## THE REQUEST
Reproduce the records exactly.

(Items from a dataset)

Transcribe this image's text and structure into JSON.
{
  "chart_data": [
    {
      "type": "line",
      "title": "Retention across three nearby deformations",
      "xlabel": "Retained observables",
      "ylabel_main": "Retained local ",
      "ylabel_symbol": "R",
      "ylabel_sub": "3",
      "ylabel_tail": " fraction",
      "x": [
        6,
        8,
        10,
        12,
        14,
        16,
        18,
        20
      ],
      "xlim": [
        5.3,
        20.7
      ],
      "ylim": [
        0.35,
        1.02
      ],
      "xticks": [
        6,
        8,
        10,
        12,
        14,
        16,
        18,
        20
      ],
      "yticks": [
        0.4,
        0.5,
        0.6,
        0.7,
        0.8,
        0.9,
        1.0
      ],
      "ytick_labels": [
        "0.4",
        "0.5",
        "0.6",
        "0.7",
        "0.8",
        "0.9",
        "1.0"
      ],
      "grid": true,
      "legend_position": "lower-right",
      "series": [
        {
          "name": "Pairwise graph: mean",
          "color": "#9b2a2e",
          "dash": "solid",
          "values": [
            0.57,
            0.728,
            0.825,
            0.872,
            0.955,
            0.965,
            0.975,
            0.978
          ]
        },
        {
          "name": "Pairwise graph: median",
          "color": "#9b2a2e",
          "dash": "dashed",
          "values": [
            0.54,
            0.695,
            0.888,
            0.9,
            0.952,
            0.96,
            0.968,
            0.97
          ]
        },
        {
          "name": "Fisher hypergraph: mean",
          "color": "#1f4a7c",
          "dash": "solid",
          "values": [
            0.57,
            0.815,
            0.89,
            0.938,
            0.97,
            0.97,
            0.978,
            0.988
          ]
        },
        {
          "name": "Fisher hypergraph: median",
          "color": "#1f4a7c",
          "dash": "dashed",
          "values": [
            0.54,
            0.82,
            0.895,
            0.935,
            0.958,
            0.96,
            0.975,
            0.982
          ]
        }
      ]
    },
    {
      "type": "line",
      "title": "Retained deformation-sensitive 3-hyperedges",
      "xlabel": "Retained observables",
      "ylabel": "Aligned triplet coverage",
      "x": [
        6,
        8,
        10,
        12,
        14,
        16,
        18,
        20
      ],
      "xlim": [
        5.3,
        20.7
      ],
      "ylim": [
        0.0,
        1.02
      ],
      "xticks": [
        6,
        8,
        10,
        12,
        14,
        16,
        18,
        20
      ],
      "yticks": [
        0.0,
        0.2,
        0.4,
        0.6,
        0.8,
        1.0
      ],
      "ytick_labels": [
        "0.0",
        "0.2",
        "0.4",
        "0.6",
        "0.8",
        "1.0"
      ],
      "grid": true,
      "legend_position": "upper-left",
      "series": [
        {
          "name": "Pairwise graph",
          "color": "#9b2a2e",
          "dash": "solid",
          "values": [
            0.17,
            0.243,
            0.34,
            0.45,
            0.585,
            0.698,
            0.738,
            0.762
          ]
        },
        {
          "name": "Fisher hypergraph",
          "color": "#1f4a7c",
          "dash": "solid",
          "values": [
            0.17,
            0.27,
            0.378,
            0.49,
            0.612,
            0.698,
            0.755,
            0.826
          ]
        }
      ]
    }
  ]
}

## TASK OUTPUT
Transcribe this image's text and structure into JSON.
{
  "chart_data": [
    {
      "type": "line",
      "title": "Retention across three nearby deformations",
      "xlabel": "Retained observables",
      "ylabel_main": "Retained local ",
      "ylabel_symbol": "R",
      "ylabel_sub": "3",
      "ylabel_tail": " fraction",
      "x": [
        6,
        8,
        10,
        12,
        14,
        16,
        18,
        20
      ],
      "xlim": [
        5.3,
        20.7
      ],
      "ylim": [
        0.35,
        1.02
      ],
      "xticks": [
        6,
        8,
        10,
        12,
        14,
        16,
        18,
        20
      ],
      "yticks": [
        0.4,
        0.5,
        0.6,
        0.7,
        0.8,
        0.9,
        1.0
      ],
      "ytick_labels": [
        "0.4",
        "0.5",
        "0.6",
        "0.7",
        "0.8",
        "0.9",
        "1.0"
      ],
      "grid": true,
      "legend_position": "lower-right",
      "series": [
        {
          "name": "Pairwise graph: mean",
          "color": "#9b2a2e",
          "dash": "solid",
          "values": [
            0.57,
            0.728,
            0.825,
            0.872,
            0.955,
            0.965,
            0.975,
            0.978
          ]
        },
        {
          "name": "Pairwise graph: median",
          "color": "#9b2a2e",
          "dash": "dashed",
          "values": [
            0.54,
            0.695,
            0.888,
            0.9,
            0.952,
            0.96,
            0.968,
            0.97
          ]
        },
        {
          "name": "Fisher hypergraph: mean",
          "color": "#1f4a7c",
          "dash": "solid",
          "values": [
            0.57,
            0.815,
            0.89,
            0.938,
            0.97,
            0.97,
            0.978,
            0.988
          ]
        },
        {
          "name": "Fisher hypergraph: median",
          "color": "#1f4a7c",
          "dash": "dashed",
          "values": [
            0.54,
            0.82,
            0.895,
            0.935,
            0.958,
            0.96,
            0.975,
            0.982
          ]
        }
      ]
    },
    {
      "type": "line",
      "title": "Retained deformation-sensitive 3-hyperedges",
      "xlabel": "Retained observables",
      "ylabel": "Aligned triplet coverage",
      "x": [
        6,
        8,
        10,
        12,
        14,
        16,
        18,
        20
      ],
      "xlim": [
        5.3,
        20.7
      ],
      "ylim": [
        0.0,
        1.02
      ],
      "xticks": [
        6,
        8,
        10,
        12,
        14,
        16,
        18,
        20
      ],
      "yticks": [
        0.0,
        0.2,
        0.4,
        0.6,
        0.8,
        1.0
      ],
      "ytick_labels": [
        "0.0",
        "0.2",
        "0.4",
        "0.6",
        "0.8",
        "1.0"
      ],
      "grid": true,
      "legend_position": "upper-left",
      "series": [
        {
          "name": "Pairwise graph",
          "color": "#9b2a2e",
          "dash": "solid",
          "values": [
            0.17,
            0.243,
            0.34,
            0.45,
            0.585,
            0.698,
            0.738,
            0.762
          ]
        },
        {
          "name": "Fisher hypergraph",
          "color": "#1f4a7c",
          "dash": "solid",
          "values": [
            0.17,
            0.27,
            0.378,
            0.49,
            0.612,
            0.698,
            0.755,
            0.826
          ]
        }
      ]
    }
  ]
}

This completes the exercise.